** Start DATA LINES **

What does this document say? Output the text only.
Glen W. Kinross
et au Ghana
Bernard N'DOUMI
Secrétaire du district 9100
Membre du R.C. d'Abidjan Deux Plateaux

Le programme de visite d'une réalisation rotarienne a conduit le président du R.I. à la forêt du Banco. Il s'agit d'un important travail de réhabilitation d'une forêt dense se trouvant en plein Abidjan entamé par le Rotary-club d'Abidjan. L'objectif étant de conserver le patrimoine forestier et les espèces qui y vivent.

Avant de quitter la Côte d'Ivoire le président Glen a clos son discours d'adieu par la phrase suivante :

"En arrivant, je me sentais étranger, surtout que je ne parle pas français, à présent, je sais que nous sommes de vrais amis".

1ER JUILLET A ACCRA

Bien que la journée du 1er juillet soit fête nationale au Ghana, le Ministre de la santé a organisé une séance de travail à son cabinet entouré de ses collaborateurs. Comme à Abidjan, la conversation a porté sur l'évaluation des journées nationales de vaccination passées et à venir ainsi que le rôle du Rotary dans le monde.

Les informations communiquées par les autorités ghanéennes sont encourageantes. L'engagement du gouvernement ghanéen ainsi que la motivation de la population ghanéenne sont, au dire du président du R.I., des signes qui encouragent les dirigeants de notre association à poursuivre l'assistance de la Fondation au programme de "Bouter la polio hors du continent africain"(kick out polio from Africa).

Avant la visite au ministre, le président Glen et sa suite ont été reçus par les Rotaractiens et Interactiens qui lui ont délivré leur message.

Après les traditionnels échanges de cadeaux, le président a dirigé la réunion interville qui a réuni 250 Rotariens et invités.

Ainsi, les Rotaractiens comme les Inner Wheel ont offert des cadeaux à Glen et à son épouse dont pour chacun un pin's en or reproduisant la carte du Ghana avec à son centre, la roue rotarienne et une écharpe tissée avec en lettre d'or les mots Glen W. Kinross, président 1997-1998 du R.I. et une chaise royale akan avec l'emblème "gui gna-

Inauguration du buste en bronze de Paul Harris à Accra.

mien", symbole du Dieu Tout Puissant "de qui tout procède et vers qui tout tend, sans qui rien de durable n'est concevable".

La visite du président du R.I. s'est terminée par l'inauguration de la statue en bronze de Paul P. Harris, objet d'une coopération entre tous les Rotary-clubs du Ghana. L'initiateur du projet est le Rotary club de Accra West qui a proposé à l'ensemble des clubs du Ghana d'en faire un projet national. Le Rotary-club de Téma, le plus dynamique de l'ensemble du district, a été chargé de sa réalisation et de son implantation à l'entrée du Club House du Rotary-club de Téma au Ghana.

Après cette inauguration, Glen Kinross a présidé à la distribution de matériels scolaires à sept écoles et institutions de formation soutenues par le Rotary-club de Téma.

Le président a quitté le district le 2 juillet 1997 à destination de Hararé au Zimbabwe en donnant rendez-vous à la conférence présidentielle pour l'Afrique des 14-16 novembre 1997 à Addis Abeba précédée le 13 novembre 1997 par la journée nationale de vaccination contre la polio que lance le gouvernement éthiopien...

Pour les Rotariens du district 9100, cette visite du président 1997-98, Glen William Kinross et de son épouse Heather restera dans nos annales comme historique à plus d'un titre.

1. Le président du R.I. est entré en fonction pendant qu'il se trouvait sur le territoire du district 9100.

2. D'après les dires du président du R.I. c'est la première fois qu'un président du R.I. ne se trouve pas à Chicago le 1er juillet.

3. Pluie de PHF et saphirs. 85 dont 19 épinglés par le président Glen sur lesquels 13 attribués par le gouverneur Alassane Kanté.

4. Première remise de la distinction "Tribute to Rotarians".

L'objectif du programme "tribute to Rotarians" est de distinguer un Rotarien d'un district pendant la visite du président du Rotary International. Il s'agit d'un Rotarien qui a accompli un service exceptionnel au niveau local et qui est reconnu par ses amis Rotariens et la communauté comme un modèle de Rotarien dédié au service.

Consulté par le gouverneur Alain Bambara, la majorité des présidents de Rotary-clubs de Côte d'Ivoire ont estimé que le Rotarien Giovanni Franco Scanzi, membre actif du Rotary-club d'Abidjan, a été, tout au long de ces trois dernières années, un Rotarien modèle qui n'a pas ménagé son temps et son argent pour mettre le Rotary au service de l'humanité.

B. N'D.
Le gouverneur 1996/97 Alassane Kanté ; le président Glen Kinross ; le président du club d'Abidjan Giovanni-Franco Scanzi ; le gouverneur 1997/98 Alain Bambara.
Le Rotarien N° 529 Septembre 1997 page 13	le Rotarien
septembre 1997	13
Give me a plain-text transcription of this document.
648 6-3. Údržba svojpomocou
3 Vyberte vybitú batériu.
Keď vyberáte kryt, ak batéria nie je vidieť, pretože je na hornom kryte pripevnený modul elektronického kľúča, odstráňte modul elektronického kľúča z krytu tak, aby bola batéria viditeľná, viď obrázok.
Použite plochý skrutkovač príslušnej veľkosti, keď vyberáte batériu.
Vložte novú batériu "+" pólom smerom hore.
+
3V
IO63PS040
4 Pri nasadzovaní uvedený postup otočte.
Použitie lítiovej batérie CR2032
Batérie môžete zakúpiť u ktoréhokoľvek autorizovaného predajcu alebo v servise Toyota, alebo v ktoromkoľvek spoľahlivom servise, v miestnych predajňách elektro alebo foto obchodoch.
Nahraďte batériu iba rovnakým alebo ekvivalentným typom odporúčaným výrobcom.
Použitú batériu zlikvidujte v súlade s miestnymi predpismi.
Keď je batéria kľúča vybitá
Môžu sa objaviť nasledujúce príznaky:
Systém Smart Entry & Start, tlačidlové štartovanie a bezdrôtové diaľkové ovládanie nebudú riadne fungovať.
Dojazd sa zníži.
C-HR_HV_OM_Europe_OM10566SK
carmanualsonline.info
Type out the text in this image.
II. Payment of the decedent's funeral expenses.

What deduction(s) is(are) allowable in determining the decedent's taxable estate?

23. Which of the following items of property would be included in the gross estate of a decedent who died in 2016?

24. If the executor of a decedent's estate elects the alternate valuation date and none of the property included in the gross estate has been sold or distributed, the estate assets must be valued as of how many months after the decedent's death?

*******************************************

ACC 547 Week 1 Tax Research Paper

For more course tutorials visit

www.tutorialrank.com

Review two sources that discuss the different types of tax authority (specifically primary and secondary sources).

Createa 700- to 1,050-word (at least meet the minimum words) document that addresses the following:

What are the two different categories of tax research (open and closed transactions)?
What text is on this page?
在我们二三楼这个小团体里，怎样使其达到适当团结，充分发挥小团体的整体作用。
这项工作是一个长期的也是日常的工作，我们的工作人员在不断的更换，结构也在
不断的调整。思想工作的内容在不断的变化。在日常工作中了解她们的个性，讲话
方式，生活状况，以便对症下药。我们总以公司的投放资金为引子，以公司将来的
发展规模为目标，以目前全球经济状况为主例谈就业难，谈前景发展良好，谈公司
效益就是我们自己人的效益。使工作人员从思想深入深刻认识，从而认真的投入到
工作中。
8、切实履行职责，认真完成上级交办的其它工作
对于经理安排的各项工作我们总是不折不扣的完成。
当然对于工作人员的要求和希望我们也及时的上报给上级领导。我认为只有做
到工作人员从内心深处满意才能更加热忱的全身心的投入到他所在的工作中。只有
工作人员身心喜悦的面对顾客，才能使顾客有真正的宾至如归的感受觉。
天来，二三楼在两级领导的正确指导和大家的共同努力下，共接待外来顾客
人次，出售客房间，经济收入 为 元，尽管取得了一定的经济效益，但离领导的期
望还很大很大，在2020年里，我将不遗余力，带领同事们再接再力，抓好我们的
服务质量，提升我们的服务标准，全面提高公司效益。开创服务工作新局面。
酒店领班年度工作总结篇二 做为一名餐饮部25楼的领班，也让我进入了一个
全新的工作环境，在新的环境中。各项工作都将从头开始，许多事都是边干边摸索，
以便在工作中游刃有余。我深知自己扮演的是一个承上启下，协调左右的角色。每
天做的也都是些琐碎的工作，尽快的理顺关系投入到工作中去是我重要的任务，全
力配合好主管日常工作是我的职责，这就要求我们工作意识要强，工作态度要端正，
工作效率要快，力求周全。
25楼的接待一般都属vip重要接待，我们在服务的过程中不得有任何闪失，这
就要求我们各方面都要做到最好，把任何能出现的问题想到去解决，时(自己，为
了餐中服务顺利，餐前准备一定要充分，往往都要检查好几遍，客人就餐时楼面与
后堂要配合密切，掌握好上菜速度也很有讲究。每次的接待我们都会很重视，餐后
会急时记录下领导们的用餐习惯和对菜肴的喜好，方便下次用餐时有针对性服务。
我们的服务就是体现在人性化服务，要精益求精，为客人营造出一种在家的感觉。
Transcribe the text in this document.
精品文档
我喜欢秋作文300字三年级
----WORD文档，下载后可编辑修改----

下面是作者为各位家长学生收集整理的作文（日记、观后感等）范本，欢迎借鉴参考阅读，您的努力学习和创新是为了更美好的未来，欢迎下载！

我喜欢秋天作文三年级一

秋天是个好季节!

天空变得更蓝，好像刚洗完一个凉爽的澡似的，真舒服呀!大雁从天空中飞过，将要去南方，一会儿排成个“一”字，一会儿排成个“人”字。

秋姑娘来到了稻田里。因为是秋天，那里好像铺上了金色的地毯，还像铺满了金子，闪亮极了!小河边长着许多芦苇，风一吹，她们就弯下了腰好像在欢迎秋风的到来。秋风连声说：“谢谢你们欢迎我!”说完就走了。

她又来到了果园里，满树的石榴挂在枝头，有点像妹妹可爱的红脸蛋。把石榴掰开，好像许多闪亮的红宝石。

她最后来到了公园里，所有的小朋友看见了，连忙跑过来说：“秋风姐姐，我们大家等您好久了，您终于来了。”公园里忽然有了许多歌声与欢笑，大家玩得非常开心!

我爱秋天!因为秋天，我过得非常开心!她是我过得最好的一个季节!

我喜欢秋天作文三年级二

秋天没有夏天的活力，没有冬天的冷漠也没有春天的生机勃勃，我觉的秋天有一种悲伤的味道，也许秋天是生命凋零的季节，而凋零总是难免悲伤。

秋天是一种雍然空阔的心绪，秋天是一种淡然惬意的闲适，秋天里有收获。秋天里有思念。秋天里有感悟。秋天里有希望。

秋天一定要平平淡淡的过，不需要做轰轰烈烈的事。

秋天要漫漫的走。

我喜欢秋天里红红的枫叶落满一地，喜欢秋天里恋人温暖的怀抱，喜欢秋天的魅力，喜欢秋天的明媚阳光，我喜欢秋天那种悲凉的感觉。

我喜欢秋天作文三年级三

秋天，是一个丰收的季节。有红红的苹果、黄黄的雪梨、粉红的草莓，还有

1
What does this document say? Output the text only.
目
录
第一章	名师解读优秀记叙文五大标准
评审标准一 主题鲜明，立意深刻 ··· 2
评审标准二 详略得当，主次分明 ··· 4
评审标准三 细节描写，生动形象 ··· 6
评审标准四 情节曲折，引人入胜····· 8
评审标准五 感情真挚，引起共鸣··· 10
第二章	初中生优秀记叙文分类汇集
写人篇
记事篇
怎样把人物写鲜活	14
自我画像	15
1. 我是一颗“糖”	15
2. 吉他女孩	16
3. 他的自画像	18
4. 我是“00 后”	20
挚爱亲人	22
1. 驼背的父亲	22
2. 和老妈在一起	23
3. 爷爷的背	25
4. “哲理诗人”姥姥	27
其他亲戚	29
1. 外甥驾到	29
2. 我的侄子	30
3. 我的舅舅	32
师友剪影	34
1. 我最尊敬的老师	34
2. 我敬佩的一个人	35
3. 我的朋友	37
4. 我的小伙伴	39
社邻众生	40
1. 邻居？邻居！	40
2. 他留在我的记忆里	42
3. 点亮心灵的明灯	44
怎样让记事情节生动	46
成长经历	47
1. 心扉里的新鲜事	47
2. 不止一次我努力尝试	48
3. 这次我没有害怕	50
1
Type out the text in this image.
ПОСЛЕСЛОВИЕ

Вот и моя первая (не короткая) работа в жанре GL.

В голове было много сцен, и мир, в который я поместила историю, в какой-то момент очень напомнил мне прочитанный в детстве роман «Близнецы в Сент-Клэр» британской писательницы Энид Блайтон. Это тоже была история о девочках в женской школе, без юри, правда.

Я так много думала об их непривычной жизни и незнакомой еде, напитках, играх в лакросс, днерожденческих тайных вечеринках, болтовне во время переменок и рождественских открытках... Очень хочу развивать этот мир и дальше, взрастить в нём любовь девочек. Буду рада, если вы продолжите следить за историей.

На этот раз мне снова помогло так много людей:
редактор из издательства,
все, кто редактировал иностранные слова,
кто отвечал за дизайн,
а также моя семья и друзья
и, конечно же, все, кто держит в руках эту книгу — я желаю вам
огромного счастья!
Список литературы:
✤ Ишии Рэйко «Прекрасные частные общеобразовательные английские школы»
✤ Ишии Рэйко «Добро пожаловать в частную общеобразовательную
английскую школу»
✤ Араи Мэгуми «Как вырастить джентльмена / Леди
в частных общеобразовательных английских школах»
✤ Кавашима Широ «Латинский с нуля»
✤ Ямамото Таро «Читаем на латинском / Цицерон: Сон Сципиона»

** End DATA LINES **

--- WHAT THE TASK REQUIRES ---
Show every line from the entries above in which the word "page" appears.

--- REPLY ---
Le Rotarien N° 529 Septembre 1997 page 13	le Rotarien
What text is on this page?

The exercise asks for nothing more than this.